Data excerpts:
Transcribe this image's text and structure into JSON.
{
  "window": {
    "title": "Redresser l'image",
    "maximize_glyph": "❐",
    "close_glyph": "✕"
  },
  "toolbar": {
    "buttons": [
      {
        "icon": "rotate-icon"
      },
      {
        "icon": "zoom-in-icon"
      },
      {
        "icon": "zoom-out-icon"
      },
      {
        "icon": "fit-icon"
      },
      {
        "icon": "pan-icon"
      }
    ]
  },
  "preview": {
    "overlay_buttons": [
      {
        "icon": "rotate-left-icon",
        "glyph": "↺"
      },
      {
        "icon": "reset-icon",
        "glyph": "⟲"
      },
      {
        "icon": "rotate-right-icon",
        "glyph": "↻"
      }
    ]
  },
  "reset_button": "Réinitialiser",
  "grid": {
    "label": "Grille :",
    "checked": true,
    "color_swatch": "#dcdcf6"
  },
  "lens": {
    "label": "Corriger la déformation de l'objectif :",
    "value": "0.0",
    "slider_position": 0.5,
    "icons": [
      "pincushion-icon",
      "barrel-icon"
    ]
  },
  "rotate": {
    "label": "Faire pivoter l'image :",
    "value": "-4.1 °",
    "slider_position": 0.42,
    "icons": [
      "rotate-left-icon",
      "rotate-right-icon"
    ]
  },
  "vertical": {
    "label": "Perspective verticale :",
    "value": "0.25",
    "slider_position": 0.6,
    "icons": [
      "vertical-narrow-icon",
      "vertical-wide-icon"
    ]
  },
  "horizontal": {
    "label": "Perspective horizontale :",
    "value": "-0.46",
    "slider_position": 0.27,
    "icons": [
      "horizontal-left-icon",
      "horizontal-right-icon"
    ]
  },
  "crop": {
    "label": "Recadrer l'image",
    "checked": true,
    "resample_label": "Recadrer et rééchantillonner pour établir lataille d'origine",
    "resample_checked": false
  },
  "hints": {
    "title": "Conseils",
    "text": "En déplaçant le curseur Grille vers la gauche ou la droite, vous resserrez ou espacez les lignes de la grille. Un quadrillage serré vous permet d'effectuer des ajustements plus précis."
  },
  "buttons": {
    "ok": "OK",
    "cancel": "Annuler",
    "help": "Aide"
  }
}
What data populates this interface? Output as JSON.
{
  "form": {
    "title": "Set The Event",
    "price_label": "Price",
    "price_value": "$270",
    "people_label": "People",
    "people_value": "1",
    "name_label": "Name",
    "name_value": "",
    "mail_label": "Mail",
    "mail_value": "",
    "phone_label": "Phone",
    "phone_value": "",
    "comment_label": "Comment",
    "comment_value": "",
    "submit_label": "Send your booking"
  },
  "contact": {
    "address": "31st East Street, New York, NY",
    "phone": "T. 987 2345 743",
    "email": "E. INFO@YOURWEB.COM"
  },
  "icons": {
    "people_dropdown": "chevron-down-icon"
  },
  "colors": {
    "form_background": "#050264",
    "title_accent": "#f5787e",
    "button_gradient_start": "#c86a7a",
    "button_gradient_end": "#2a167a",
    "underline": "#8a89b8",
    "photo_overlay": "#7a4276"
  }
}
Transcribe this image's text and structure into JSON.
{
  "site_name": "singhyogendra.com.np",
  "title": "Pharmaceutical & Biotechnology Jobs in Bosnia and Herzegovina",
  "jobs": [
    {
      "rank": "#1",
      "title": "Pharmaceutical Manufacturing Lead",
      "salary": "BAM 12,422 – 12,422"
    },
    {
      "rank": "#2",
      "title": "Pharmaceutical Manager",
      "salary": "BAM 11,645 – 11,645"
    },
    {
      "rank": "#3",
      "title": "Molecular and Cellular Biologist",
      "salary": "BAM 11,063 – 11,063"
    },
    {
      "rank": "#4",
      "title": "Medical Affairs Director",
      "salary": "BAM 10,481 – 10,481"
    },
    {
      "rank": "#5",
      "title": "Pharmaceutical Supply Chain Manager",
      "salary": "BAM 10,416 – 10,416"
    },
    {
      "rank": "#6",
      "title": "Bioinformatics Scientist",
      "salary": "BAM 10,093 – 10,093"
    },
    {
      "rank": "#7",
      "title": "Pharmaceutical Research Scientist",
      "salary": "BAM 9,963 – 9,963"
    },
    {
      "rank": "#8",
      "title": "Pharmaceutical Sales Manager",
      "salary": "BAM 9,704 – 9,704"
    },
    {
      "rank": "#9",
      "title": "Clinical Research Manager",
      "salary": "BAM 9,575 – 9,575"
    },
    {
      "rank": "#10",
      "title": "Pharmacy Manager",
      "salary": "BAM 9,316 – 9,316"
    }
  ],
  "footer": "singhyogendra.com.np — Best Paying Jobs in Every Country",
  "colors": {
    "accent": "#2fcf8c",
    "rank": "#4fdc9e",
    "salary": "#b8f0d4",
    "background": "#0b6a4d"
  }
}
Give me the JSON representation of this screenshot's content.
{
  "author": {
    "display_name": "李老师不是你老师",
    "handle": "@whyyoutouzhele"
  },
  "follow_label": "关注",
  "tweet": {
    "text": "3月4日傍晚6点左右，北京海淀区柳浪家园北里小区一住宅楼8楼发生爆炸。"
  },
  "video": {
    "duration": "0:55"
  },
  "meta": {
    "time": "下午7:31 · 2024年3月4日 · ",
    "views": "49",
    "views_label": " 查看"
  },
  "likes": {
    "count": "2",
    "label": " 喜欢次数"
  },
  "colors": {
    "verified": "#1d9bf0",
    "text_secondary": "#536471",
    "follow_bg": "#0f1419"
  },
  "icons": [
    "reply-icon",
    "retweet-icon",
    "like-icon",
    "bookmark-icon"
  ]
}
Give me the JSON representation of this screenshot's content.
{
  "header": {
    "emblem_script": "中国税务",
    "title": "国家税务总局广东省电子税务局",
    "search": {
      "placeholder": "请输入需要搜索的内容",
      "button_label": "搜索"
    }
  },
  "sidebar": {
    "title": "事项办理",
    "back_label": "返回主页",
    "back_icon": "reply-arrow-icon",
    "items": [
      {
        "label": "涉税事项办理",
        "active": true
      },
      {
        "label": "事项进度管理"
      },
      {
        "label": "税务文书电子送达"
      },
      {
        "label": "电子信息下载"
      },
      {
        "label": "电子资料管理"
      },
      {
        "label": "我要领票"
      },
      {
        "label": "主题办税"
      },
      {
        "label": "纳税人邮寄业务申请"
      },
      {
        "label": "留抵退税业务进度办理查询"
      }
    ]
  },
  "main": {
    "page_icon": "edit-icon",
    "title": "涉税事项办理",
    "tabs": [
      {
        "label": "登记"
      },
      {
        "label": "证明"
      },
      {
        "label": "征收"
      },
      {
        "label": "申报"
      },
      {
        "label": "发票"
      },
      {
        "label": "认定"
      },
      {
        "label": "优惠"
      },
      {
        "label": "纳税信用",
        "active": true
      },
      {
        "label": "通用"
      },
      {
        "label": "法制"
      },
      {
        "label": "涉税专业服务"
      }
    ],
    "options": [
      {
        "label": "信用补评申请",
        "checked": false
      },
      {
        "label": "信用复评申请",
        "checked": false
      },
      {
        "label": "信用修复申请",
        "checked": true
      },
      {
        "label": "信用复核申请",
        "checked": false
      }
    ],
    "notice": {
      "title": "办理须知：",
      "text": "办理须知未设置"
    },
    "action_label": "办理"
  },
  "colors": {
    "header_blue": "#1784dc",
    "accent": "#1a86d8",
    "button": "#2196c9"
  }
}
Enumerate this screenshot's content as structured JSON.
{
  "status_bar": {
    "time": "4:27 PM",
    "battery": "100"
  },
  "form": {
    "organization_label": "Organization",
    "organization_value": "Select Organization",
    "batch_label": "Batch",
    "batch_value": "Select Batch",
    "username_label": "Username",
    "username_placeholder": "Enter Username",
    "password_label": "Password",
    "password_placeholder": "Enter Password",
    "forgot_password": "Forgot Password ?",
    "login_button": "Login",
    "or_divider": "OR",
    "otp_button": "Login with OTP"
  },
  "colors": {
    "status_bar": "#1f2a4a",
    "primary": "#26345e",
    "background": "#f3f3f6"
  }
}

:: STATED EXERCISE ::
Repeat exactly, and only, the lines from the line with "Enumerate this screenshot's" through the end of the listing above, both ends included.

:: WRITTEN RESPONSE ::
Enumerate this screenshot's content as structured JSON.
{
  "status_bar": {
    "time": "4:27 PM",
    "battery": "100"
  },
  "form": {
    "organization_label": "Organization",
    "organization_value": "Select Organization",
    "batch_label": "Batch",
    "batch_value": "Select Batch",
    "username_label": "Username",
    "username_placeholder": "Enter Username",
    "password_label": "Password",
    "password_placeholder": "Enter Password",
    "forgot_password": "Forgot Password ?",
    "login_button": "Login",
    "or_divider": "OR",
    "otp_button": "Login with OTP"
  },
  "colors": {
    "status_bar": "#1f2a4a",
    "primary": "#26345e",
    "background": "#f3f3f6"
  }
}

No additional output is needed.